Stored records:
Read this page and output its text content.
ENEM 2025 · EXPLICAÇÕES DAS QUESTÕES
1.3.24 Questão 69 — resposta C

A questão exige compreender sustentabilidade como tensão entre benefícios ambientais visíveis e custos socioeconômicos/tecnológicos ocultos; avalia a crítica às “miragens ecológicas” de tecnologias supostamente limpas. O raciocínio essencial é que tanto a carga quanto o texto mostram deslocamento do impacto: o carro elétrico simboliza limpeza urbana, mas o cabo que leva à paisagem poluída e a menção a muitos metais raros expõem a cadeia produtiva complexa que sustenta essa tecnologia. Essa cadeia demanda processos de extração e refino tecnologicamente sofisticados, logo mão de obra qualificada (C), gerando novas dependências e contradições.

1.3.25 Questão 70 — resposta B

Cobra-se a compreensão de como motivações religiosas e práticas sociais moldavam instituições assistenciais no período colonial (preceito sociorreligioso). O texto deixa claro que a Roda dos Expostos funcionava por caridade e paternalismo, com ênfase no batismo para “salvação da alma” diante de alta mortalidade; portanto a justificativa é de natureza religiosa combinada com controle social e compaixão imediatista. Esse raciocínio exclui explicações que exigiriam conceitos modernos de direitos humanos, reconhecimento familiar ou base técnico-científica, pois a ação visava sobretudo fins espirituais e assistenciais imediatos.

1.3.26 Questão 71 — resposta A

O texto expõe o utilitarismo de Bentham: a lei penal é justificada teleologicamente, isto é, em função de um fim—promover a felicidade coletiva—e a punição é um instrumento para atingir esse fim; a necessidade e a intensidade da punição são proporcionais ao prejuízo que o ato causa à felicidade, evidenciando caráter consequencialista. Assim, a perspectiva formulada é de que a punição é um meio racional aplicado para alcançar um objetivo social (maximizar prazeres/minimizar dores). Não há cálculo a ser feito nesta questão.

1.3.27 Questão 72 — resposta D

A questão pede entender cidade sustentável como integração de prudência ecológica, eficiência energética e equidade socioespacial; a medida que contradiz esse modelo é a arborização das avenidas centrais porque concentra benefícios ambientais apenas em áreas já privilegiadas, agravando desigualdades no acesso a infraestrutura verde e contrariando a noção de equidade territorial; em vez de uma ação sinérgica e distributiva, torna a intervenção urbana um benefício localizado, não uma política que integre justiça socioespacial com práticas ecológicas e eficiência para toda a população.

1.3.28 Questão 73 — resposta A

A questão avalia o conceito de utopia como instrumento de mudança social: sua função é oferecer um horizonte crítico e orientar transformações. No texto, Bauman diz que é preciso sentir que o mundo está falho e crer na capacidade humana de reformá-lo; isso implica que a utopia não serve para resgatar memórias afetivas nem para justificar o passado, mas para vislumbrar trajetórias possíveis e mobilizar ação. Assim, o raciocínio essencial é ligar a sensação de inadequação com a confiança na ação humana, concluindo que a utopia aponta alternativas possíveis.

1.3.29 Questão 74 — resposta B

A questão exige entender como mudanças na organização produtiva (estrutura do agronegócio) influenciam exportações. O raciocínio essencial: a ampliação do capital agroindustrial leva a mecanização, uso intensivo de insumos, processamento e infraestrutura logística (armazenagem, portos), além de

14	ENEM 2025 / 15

Challenge: Copy, from the material, each line that holds the string "infraestrutura".

Solution below:
A questão pede entender cidade sustentável como integração de prudência ecológica, eficiência energética e equidade socioespacial; a medida que contradiz esse modelo é a arborização das avenidas centrais porque concentra benefícios ambientais apenas em áreas já privilegiadas, agravando desigualdades no acesso a infraestrutura verde e contrariando a noção de equidade territorial; em vez de uma ação sinérgica e distributiva, torna a intervenção urbana um benefício localizado, não uma política que integre justiça socioespacial com práticas ecológicas e eficiência para toda a população.
A questão exige entender como mudanças na organização produtiva (estrutura do agronegócio) influenciam exportações. O raciocínio essencial: a ampliação do capital agroindustrial leva a mecanização, uso intensivo de insumos, processamento e infraestrutura logística (armazenagem, portos), além de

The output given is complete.